Your instructions: Return the records that follow, matching each one exactly.

--*--

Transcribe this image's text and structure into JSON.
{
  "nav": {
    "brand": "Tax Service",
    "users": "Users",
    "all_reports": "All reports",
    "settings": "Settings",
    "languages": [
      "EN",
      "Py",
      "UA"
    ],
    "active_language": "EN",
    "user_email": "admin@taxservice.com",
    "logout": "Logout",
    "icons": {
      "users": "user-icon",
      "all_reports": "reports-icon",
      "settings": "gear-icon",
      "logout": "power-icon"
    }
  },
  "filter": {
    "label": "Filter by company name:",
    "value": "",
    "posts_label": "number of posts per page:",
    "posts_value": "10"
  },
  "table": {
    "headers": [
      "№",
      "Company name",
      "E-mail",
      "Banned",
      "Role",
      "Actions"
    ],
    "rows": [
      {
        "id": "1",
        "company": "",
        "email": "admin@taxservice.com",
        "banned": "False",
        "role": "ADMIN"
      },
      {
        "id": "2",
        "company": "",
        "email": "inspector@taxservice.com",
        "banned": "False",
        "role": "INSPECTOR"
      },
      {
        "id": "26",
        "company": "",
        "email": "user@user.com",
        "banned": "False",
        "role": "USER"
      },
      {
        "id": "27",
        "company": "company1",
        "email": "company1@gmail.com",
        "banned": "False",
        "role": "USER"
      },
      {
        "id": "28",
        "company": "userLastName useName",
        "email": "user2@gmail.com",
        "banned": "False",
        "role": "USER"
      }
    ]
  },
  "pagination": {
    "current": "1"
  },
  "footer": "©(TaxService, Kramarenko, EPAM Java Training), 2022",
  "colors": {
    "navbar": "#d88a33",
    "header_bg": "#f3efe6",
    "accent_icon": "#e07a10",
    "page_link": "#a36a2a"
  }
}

--*--

Correct result:
Transcribe this image's text and structure into JSON.
{
  "nav": {
    "brand": "Tax Service",
    "users": "Users",
    "all_reports": "All reports",
    "settings": "Settings",
    "languages": [
      "EN",
      "Py",
      "UA"
    ],
    "active_language": "EN",
    "user_email": "admin@taxservice.com",
    "logout": "Logout",
    "icons": {
      "users": "user-icon",
      "all_reports": "reports-icon",
      "settings": "gear-icon",
      "logout": "power-icon"
    }
  },
  "filter": {
    "label": "Filter by company name:",
    "value": "",
    "posts_label": "number of posts per page:",
    "posts_value": "10"
  },
  "table": {
    "headers": [
      "№",
      "Company name",
      "E-mail",
      "Banned",
      "Role",
      "Actions"
    ],
    "rows": [
      {
        "id": "1",
        "company": "",
        "email": "admin@taxservice.com",
        "banned": "False",
        "role": "ADMIN"
      },
      {
        "id": "2",
        "company": "",
        "email": "inspector@taxservice.com",
        "banned": "False",
        "role": "INSPECTOR"
      },
      {
        "id": "26",
        "company": "",
        "email": "user@user.com",
        "banned": "False",
        "role": "USER"
      },
      {
        "id": "27",
        "company": "company1",
        "email": "company1@gmail.com",
        "banned": "False",
        "role": "USER"
      },
      {
        "id": "28",
        "company": "userLastName useName",
        "email": "user2@gmail.com",
        "banned": "False",
        "role": "USER"
      }
    ]
  },
  "pagination": {
    "current": "1"
  },
  "footer": "©(TaxService, Kramarenko, EPAM Java Training), 2022",
  "colors": {
    "navbar": "#d88a33",
    "header_bg": "#f3efe6",
    "accent_icon": "#e07a10",
    "page_link": "#a36a2a"
  }
}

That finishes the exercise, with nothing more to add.